Items from a figure collection
○ ○ ○ ○
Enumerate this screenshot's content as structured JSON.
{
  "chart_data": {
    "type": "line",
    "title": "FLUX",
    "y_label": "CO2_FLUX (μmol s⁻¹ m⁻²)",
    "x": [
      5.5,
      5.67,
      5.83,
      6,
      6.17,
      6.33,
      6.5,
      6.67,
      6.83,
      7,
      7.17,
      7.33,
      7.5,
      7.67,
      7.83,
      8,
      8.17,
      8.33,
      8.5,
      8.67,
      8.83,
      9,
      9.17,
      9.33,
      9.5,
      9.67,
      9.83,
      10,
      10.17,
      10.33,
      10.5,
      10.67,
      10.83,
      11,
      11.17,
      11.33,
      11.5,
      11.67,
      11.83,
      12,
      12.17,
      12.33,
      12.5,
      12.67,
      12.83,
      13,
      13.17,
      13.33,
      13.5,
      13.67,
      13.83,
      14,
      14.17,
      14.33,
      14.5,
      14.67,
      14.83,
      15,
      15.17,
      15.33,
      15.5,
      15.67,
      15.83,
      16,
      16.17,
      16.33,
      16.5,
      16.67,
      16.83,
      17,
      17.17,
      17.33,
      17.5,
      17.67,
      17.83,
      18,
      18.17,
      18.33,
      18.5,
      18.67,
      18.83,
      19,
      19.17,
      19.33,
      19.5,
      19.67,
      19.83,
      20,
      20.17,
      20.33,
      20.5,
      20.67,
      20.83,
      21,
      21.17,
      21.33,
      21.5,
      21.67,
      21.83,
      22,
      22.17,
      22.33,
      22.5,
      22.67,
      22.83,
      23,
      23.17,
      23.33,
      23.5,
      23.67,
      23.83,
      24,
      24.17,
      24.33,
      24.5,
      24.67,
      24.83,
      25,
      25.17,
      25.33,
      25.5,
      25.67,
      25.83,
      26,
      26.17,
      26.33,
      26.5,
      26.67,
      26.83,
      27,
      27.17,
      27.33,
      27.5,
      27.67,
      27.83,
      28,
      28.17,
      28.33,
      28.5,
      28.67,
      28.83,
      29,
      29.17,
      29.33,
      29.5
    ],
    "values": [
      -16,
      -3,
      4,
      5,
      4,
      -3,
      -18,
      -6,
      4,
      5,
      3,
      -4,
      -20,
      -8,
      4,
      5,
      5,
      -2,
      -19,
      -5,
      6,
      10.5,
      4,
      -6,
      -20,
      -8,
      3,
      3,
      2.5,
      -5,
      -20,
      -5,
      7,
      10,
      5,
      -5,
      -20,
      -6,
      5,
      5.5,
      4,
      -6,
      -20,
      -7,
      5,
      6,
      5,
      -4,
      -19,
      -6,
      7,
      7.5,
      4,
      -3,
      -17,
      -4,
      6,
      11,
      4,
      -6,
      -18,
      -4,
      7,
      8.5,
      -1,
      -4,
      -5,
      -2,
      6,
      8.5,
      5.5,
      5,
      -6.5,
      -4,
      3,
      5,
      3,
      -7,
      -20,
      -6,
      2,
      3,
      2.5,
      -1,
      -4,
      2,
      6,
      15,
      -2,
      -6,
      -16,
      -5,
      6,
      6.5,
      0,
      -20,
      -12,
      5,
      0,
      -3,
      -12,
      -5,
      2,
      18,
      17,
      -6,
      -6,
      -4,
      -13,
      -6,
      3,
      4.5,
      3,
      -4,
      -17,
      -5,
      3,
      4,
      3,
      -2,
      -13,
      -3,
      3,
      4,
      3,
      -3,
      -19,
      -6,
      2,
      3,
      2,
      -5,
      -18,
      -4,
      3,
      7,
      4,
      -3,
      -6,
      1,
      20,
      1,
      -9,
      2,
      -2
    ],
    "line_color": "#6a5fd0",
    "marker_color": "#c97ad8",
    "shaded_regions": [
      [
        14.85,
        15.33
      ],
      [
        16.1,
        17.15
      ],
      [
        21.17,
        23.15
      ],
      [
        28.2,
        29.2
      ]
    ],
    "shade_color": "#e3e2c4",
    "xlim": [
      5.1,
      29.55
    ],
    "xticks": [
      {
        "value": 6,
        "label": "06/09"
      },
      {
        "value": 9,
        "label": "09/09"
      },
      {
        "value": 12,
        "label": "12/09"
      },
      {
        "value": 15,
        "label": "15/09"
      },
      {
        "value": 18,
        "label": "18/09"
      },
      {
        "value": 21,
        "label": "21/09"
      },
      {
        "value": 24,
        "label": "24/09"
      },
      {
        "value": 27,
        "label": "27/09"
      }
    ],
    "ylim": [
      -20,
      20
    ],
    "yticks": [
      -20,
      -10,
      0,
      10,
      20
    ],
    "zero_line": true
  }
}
○ ○ ○ ○
Make a verbatim copy of every entry shown above.

TASK RESULT
Enumerate this screenshot's content as structured JSON.
{
  "chart_data": {
    "type": "line",
    "title": "FLUX",
    "y_label": "CO2_FLUX (μmol s⁻¹ m⁻²)",
    "x": [
      5.5,
      5.67,
      5.83,
      6,
      6.17,
      6.33,
      6.5,
      6.67,
      6.83,
      7,
      7.17,
      7.33,
      7.5,
      7.67,
      7.83,
      8,
      8.17,
      8.33,
      8.5,
      8.67,
      8.83,
      9,
      9.17,
      9.33,
      9.5,
      9.67,
      9.83,
      10,
      10.17,
      10.33,
      10.5,
      10.67,
      10.83,
      11,
      11.17,
      11.33,
      11.5,
      11.67,
      11.83,
      12,
      12.17,
      12.33,
      12.5,
      12.67,
      12.83,
      13,
      13.17,
      13.33,
      13.5,
      13.67,
      13.83,
      14,
      14.17,
      14.33,
      14.5,
      14.67,
      14.83,
      15,
      15.17,
      15.33,
      15.5,
      15.67,
      15.83,
      16,
      16.17,
      16.33,
      16.5,
      16.67,
      16.83,
      17,
      17.17,
      17.33,
      17.5,
      17.67,
      17.83,
      18,
      18.17,
      18.33,
      18.5,
      18.67,
      18.83,
      19,
      19.17,
      19.33,
      19.5,
      19.67,
      19.83,
      20,
      20.17,
      20.33,
      20.5,
      20.67,
      20.83,
      21,
      21.17,
      21.33,
      21.5,
      21.67,
      21.83,
      22,
      22.17,
      22.33,
      22.5,
      22.67,
      22.83,
      23,
      23.17,
      23.33,
      23.5,
      23.67,
      23.83,
      24,
      24.17,
      24.33,
      24.5,
      24.67,
      24.83,
      25,
      25.17,
      25.33,
      25.5,
      25.67,
      25.83,
      26,
      26.17,
      26.33,
      26.5,
      26.67,
      26.83,
      27,
      27.17,
      27.33,
      27.5,
      27.67,
      27.83,
      28,
      28.17,
      28.33,
      28.5,
      28.67,
      28.83,
      29,
      29.17,
      29.33,
      29.5
    ],
    "values": [
      -16,
      -3,
      4,
      5,
      4,
      -3,
      -18,
      -6,
      4,
      5,
      3,
      -4,
      -20,
      -8,
      4,
      5,
      5,
      -2,
      -19,
      -5,
      6,
      10.5,
      4,
      -6,
      -20,
      -8,
      3,
      3,
      2.5,
      -5,
      -20,
      -5,
      7,
      10,
      5,
      -5,
      -20,
      -6,
      5,
      5.5,
      4,
      -6,
      -20,
      -7,
      5,
      6,
      5,
      -4,
      -19,
      -6,
      7,
      7.5,
      4,
      -3,
      -17,
      -4,
      6,
      11,
      4,
      -6,
      -18,
      -4,
      7,
      8.5,
      -1,
      -4,
      -5,
      -2,
      6,
      8.5,
      5.5,
      5,
      -6.5,
      -4,
      3,
      5,
      3,
      -7,
      -20,
      -6,
      2,
      3,
      2.5,
      -1,
      -4,
      2,
      6,
      15,
      -2,
      -6,
      -16,
      -5,
      6,
      6.5,
      0,
      -20,
      -12,
      5,
      0,
      -3,
      -12,
      -5,
      2,
      18,
      17,
      -6,
      -6,
      -4,
      -13,
      -6,
      3,
      4.5,
      3,
      -4,
      -17,
      -5,
      3,
      4,
      3,
      -2,
      -13,
      -3,
      3,
      4,
      3,
      -3,
      -19,
      -6,
      2,
      3,
      2,
      -5,
      -18,
      -4,
      3,
      7,
      4,
      -3,
      -6,
      1,
      20,
      1,
      -9,
      2,
      -2
    ],
    "line_color": "#6a5fd0",
    "marker_color": "#c97ad8",
    "shaded_regions": [
      [
        14.85,
        15.33
      ],
      [
        16.1,
        17.15
      ],
      [
        21.17,
        23.15
      ],
      [
        28.2,
        29.2
      ]
    ],
    "shade_color": "#e3e2c4",
    "xlim": [
      5.1,
      29.55
    ],
    "xticks": [
      {
        "value": 6,
        "label": "06/09"
      },
      {
        "value": 9,
        "label": "09/09"
      },
      {
        "value": 12,
        "label": "12/09"
      },
      {
        "value": 15,
        "label": "15/09"
      },
      {
        "value": 18,
        "label": "18/09"
      },
      {
        "value": 21,
        "label": "21/09"
      },
      {
        "value": 24,
        "label": "24/09"
      },
      {
        "value": 27,
        "label": "27/09"
      }
    ],
    "ylim": [
      -20,
      20
    ],
    "yticks": [
      -20,
      -10,
      0,
      10,
      20
    ],
    "zero_line": true
  }
}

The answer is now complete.